-- Problem requirements --
Produce an exact copy of all the data below, dropping every image.

-- Extracted records --
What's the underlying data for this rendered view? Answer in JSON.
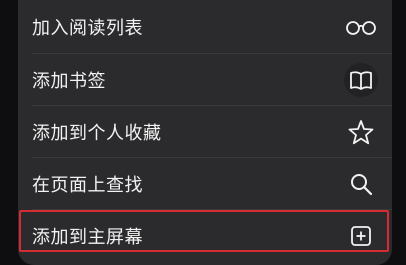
{
  "menu": {
    "items": [
      {
        "label": "加入阅读列表",
        "icon": "reading-glasses-icon"
      },
      {
        "label": "添加书签",
        "icon": "open-book-icon"
      },
      {
        "label": "添加到个人收藏",
        "icon": "star-icon"
      },
      {
        "label": "在页面上查找",
        "icon": "search-icon"
      },
      {
        "label": "添加到主屏幕",
        "icon": "plus-square-icon"
      }
    ]
  },
  "colors": {
    "menu_background": "#2b2b2d",
    "text": "#f2f2f2",
    "highlight_border": "#d62b32"
  }
}
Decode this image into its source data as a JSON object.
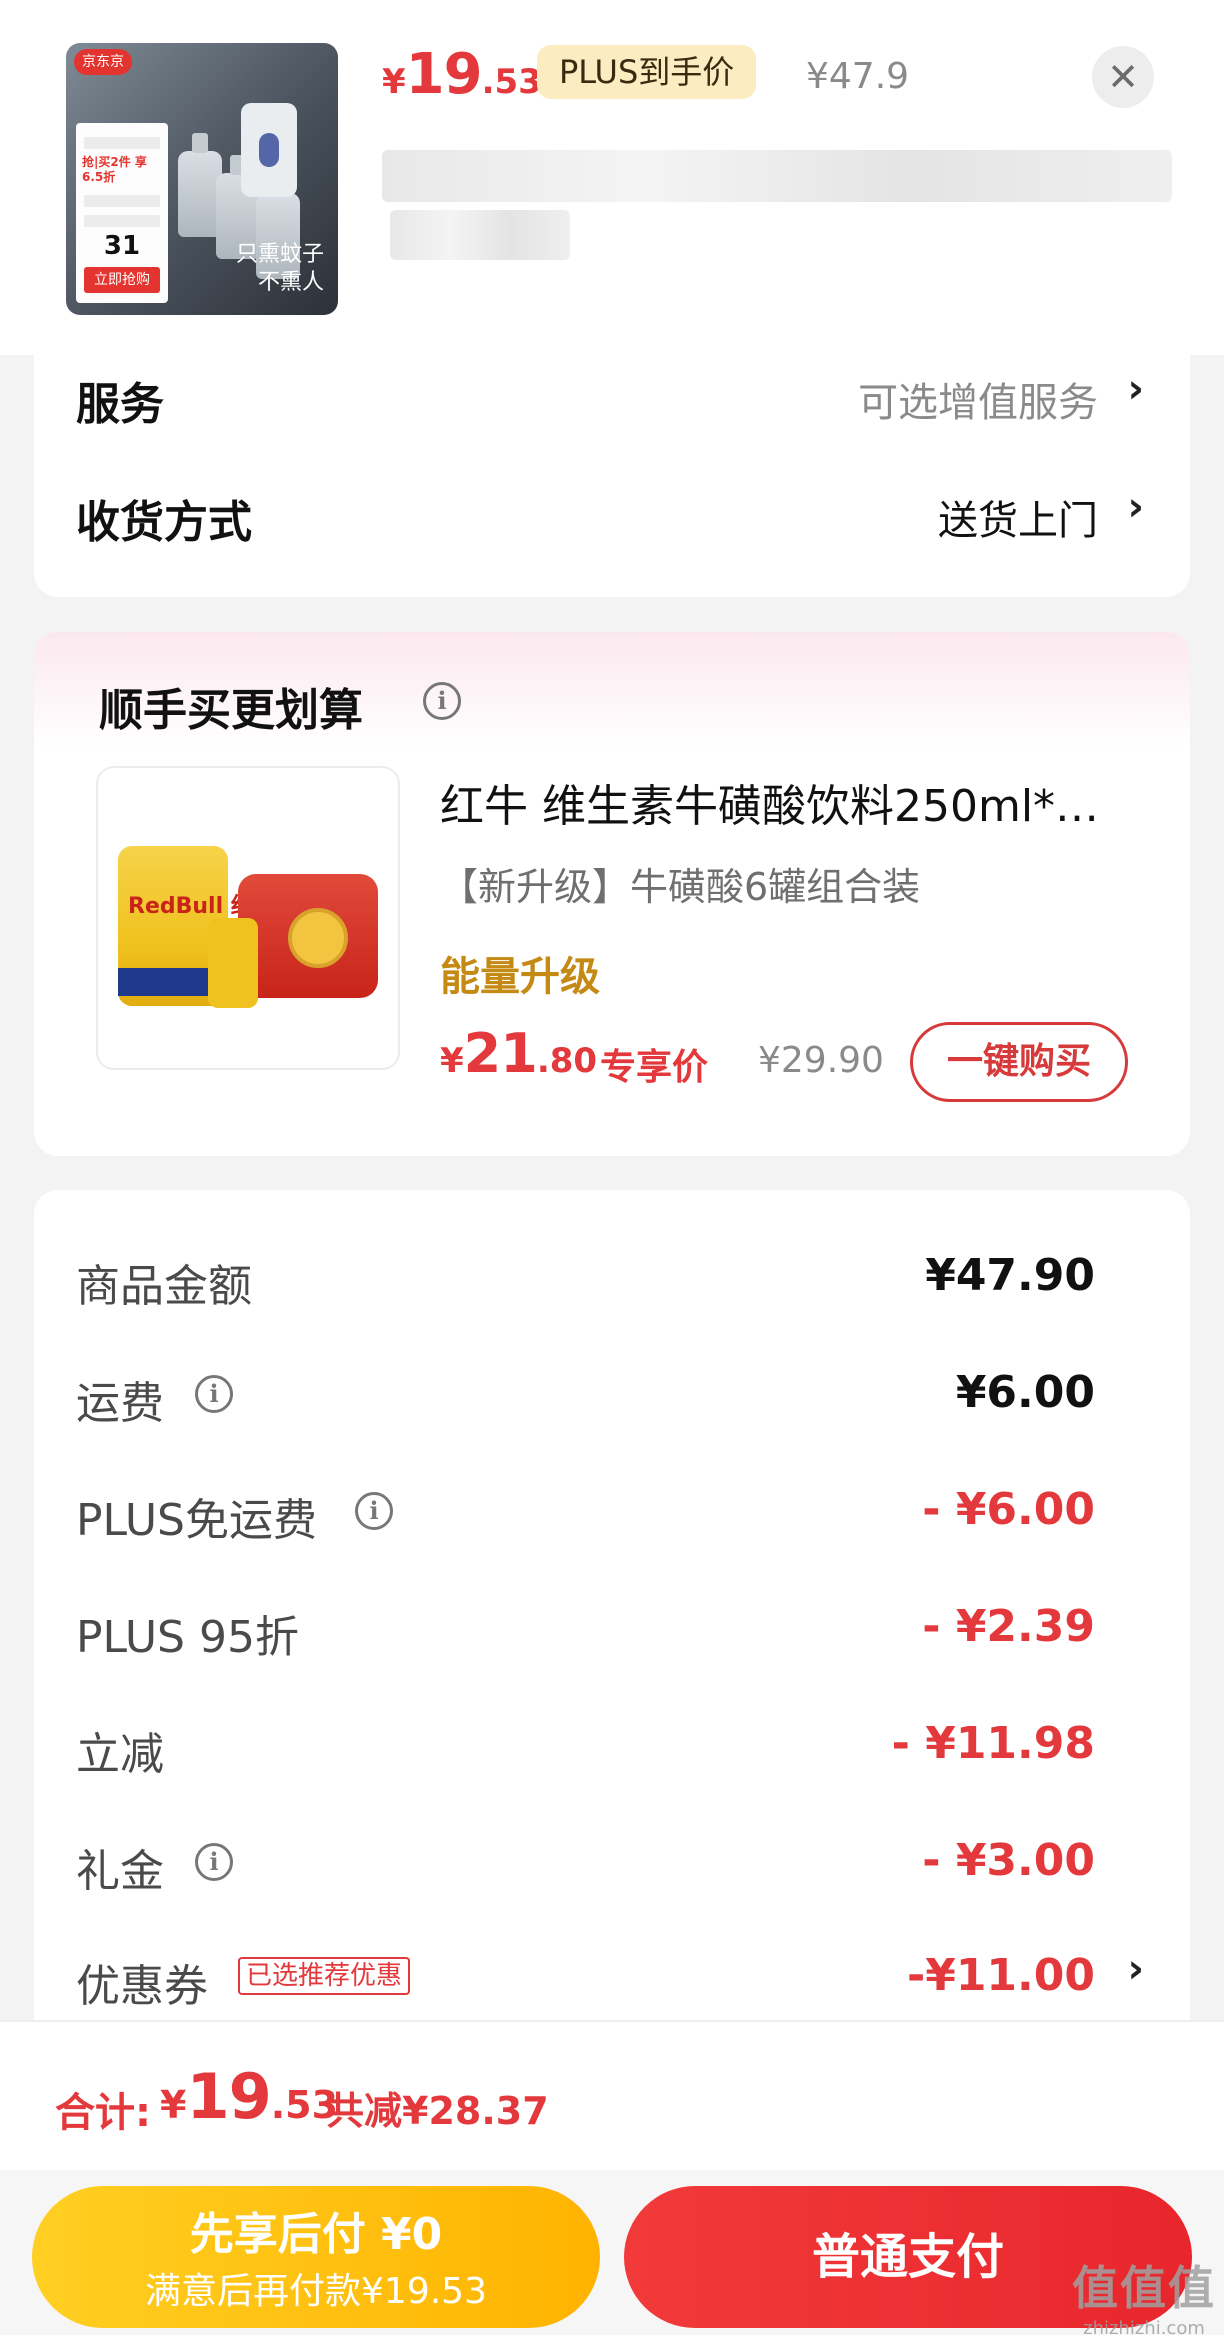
{
  "header": {
    "thumb_caption_line1": "只熏蚊子",
    "thumb_caption_line2": "不熏人",
    "thumb_badge": "京东京",
    "thumb_card_big": "31",
    "thumb_card_action": "立即抢购",
    "thumb_card_promo": "抢|买2件 享6.5折",
    "price": {
      "yen": "¥",
      "int": "19",
      "dec": ".53"
    },
    "plus_tag": "PLUS到手价",
    "orig_price": "¥47.9",
    "close": "✕"
  },
  "service": {
    "label": "服务",
    "value": "可选增值服务",
    "chevron": "›"
  },
  "delivery": {
    "label": "收货方式",
    "value": "送货上门",
    "chevron": "›"
  },
  "recommend": {
    "title": "顺手买更划算",
    "info": "i",
    "product": {
      "brand_img_text": "RedBull 红牛",
      "name": "红牛 维生素牛磺酸饮料250ml*…",
      "subtitle": "【新升级】牛磺酸6罐组合装",
      "tag": "能量升级",
      "price": {
        "yen": "¥",
        "int": "21",
        "dec": ".80"
      },
      "price_label": "专享价",
      "orig_price": "¥29.90",
      "buy_button": "一键购买"
    }
  },
  "summary": {
    "rows": [
      {
        "label": "商品金额",
        "value": "¥47.90",
        "info": false,
        "color": "dark"
      },
      {
        "label": "运费",
        "value": "¥6.00",
        "info": true,
        "color": "dark"
      },
      {
        "label": "PLUS免运费",
        "value": "- ¥6.00",
        "info": true,
        "color": "red"
      },
      {
        "label": "PLUS 95折",
        "value": "- ¥2.39",
        "info": false,
        "color": "red"
      },
      {
        "label": "立减",
        "value": "- ¥11.98",
        "info": false,
        "color": "red"
      },
      {
        "label": "礼金",
        "value": "- ¥3.00",
        "info": true,
        "color": "red"
      },
      {
        "label": "优惠券",
        "value": "-¥11.00",
        "info": false,
        "color": "red"
      }
    ],
    "coupon_tag": "已选推荐优惠",
    "coupon_chevron": "›"
  },
  "total": {
    "label": "合计:",
    "price": {
      "yen": "¥",
      "int": "19",
      "dec": ".53"
    },
    "save": "共减¥28.37"
  },
  "buttons": {
    "pay_later_line1": "先享后付 ¥0",
    "pay_later_line2": "满意后再付款¥19.53",
    "normal_pay": "普通支付"
  },
  "watermark": {
    "main": "值值值",
    "sub": "zhizhizhi.com"
  },
  "colors": {
    "accent_red": "#e4393c",
    "gold_tag": "#c48a14",
    "pay_later_yellow": "#ffb300",
    "pay_red": "#f23a3a"
  }
}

-- Answer to the problem --
What's the underlying data for this rendered view? Answer in JSON.
{
  "menu": {
    "items": [
      {
        "label": "加入阅读列表",
        "icon": "reading-glasses-icon"
      },
      {
        "label": "添加书签",
        "icon": "open-book-icon"
      },
      {
        "label": "添加到个人收藏",
        "icon": "star-icon"
      },
      {
        "label": "在页面上查找",
        "icon": "search-icon"
      },
      {
        "label": "添加到主屏幕",
        "icon": "plus-square-icon"
      }
    ]
  },
  "colors": {
    "menu_background": "#2b2b2d",
    "text": "#f2f2f2",
    "highlight_border": "#d62b32"
  }
}
Decode this image into its source data as a JSON object.
{
  "header": {
    "thumb_caption_line1": "只熏蚊子",
    "thumb_caption_line2": "不熏人",
    "thumb_badge": "京东京",
    "thumb_card_big": "31",
    "thumb_card_action": "立即抢购",
    "thumb_card_promo": "抢|买2件 享6.5折",
    "price": {
      "yen": "¥",
      "int": "19",
      "dec": ".53"
    },
    "plus_tag": "PLUS到手价",
    "orig_price": "¥47.9",
    "close": "✕"
  },
  "service": {
    "label": "服务",
    "value": "可选增值服务",
    "chevron": "›"
  },
  "delivery": {
    "label": "收货方式",
    "value": "送货上门",
    "chevron": "›"
  },
  "recommend": {
    "title": "顺手买更划算",
    "info": "i",
    "product": {
      "brand_img_text": "RedBull 红牛",
      "name": "红牛 维生素牛磺酸饮料250ml*…",
      "subtitle": "【新升级】牛磺酸6罐组合装",
      "tag": "能量升级",
      "price": {
        "yen": "¥",
        "int": "21",
        "dec": ".80"
      },
      "price_label": "专享价",
      "orig_price": "¥29.90",
      "buy_button": "一键购买"
    }
  },
  "summary": {
    "rows": [
      {
        "label": "商品金额",
        "value": "¥47.90",
        "info": false,
        "color": "dark"
      },
      {
        "label": "运费",
        "value": "¥6.00",
        "info": true,
        "color": "dark"
      },
      {
        "label": "PLUS免运费",
        "value": "- ¥6.00",
        "info": true,
        "color": "red"
      },
      {
        "label": "PLUS 95折",
        "value": "- ¥2.39",
        "info": false,
        "color": "red"
      },
      {
        "label": "立减",
        "value": "- ¥11.98",
        "info": false,
        "color": "red"
      },
      {
        "label": "礼金",
        "value": "- ¥3.00",
        "info": true,
        "color": "red"
      },
      {
        "label": "优惠券",
        "value": "-¥11.00",
        "info": false,
        "color": "red"
      }
    ],
    "coupon_tag": "已选推荐优惠",
    "coupon_chevron": "›"
  },
  "total": {
    "label": "合计:",
    "price": {
      "yen": "¥",
      "int": "19",
      "dec": ".53"
    },
    "save": "共减¥28.37"
  },
  "buttons": {
    "pay_later_line1": "先享后付 ¥0",
    "pay_later_line2": "满意后再付款¥19.53",
    "normal_pay": "普通支付"
  },
  "watermark": {
    "main": "值值值",
    "sub": "zhizhizhi.com"
  },
  "colors": {
    "accent_red": "#e4393c",
    "gold_tag": "#c48a14",
    "pay_later_yellow": "#ffb300",
    "pay_red": "#f23a3a"
  }
}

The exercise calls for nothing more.